### Extract provided

Begin

AudioCraft
Meta's open-source research toolkit for generating music and sound effects from text via a single autoregressive language model.
Pick AudioCraft if you're a researcher or engineer who wants to self-host or fine-tune state-of-the-art text-to-audio models without paying per call.
Skip it if you want a polished web app for making finished songs - use Suno, Udio, or ElevenLabs Music instead.
AudioCraft is Meta AI's open-source framework for generative audio, bundling three models under one roof: MusicGen for text-to-music, AudioGen for environmental sound effects from text prompts, and EnCodec, a neural audio codec that compresses audio into discrete tokens. The architecture uses a single autoregressive language model operating over streams of compressed audio tokens, which simplifies training and inference compared to diffusion-based audio pipelines.

End

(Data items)
Begin

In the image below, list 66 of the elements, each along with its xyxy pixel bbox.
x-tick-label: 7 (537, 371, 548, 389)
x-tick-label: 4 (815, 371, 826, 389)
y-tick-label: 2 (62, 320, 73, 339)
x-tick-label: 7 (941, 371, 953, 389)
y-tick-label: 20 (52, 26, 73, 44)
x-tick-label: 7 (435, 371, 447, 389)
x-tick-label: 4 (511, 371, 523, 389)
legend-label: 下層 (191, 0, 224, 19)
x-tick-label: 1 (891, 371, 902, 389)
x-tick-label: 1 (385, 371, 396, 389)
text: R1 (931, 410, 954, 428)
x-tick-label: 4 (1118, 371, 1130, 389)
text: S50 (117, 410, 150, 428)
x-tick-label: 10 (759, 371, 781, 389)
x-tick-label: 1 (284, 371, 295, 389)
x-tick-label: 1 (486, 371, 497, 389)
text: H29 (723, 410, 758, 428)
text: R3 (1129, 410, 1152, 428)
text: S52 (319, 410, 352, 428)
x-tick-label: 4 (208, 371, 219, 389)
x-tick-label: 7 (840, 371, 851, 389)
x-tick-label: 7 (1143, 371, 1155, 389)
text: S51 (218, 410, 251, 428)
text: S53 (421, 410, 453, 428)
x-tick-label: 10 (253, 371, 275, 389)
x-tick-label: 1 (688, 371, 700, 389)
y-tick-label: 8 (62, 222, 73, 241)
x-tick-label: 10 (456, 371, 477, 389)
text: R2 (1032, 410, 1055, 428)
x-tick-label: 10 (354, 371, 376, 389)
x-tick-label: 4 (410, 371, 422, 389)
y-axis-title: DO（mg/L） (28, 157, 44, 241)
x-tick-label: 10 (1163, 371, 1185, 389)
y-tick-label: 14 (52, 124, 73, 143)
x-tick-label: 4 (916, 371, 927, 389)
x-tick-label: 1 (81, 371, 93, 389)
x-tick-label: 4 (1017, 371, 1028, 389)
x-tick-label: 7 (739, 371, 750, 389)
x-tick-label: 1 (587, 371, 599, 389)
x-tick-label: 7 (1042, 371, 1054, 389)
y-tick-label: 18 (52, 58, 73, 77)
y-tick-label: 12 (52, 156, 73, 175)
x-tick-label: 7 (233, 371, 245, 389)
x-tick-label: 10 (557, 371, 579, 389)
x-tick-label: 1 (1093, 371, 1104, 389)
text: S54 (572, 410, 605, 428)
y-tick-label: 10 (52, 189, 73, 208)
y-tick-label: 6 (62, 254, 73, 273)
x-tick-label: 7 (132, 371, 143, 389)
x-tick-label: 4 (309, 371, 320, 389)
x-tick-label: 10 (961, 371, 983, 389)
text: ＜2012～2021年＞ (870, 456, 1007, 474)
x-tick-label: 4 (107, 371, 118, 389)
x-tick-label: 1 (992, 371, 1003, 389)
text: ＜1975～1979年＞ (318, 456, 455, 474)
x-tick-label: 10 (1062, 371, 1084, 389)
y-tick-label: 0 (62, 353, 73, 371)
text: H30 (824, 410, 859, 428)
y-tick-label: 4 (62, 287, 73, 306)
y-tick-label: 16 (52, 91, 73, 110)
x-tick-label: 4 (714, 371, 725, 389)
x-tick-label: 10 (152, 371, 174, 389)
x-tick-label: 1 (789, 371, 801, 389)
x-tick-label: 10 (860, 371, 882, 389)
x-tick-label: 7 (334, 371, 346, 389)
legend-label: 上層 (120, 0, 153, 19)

End

### Challenges
1. Based on the AudioCraft overview, do these statements agree with it? (a) AudioCraft bundles three models. (b) AudioGen generates music from text. (c) AudioCraft's architecture is a diffusion-based audio pipeline. For each, answer yes or no and quote the deciding words.
2. Reproduce the data items from their first line through the line containing "y-tick-label: 18 (52, 58, 73, 77)", including both ends.

### Responses
1.
(a) Yes: "bundling three models under one roof"
(b) No: "AudioGen for environmental sound effects from text prompts"
(c) No: "a single autoregressive language model operating over streams of compressed audio tokens, which simplifies training and inference compared to diffusion-based audio pipelines"

2.
In the image below, list 66 of the elements, each along with its xyxy pixel bbox.
x-tick-label: 7 (537, 371, 548, 389)
x-tick-label: 4 (815, 371, 826, 389)
y-tick-label: 2 (62, 320, 73, 339)
x-tick-label: 7 (941, 371, 953, 389)
y-tick-label: 20 (52, 26, 73, 44)
x-tick-label: 7 (435, 371, 447, 389)
x-tick-label: 4 (511, 371, 523, 389)
legend-label: 下層 (191, 0, 224, 19)
x-tick-label: 1 (891, 371, 902, 389)
x-tick-label: 1 (385, 371, 396, 389)
text: R1 (931, 410, 954, 428)
x-tick-label: 4 (1118, 371, 1130, 389)
text: S50 (117, 410, 150, 428)
x-tick-label: 10 (759, 371, 781, 389)
x-tick-label: 1 (284, 371, 295, 389)
x-tick-label: 1 (486, 371, 497, 389)
text: H29 (723, 410, 758, 428)
text: R3 (1129, 410, 1152, 428)
text: S52 (319, 410, 352, 428)
x-tick-label: 4 (208, 371, 219, 389)
x-tick-label: 7 (840, 371, 851, 389)
x-tick-label: 7 (1143, 371, 1155, 389)
text: S51 (218, 410, 251, 428)
text: S53 (421, 410, 453, 428)
x-tick-label: 10 (253, 371, 275, 389)
x-tick-label: 1 (688, 371, 700, 389)
y-tick-label: 8 (62, 222, 73, 241)
x-tick-label: 10 (456, 371, 477, 389)
text: R2 (1032, 410, 1055, 428)
x-tick-label: 10 (354, 371, 376, 389)
x-tick-label: 4 (410, 371, 422, 389)
y-axis-title: DO（mg/L） (28, 157, 44, 241)
x-tick-label: 10 (1163, 371, 1185, 389)
y-tick-label: 14 (52, 124, 73, 143)
x-tick-label: 4 (916, 371, 927, 389)
x-tick-label: 1 (81, 371, 93, 389)
x-tick-label: 4 (1017, 371, 1028, 389)
x-tick-label: 7 (739, 371, 750, 389)
x-tick-label: 1 (587, 371, 599, 389)
x-tick-label: 7 (1042, 371, 1054, 389)
y-tick-label: 18 (52, 58, 73, 77)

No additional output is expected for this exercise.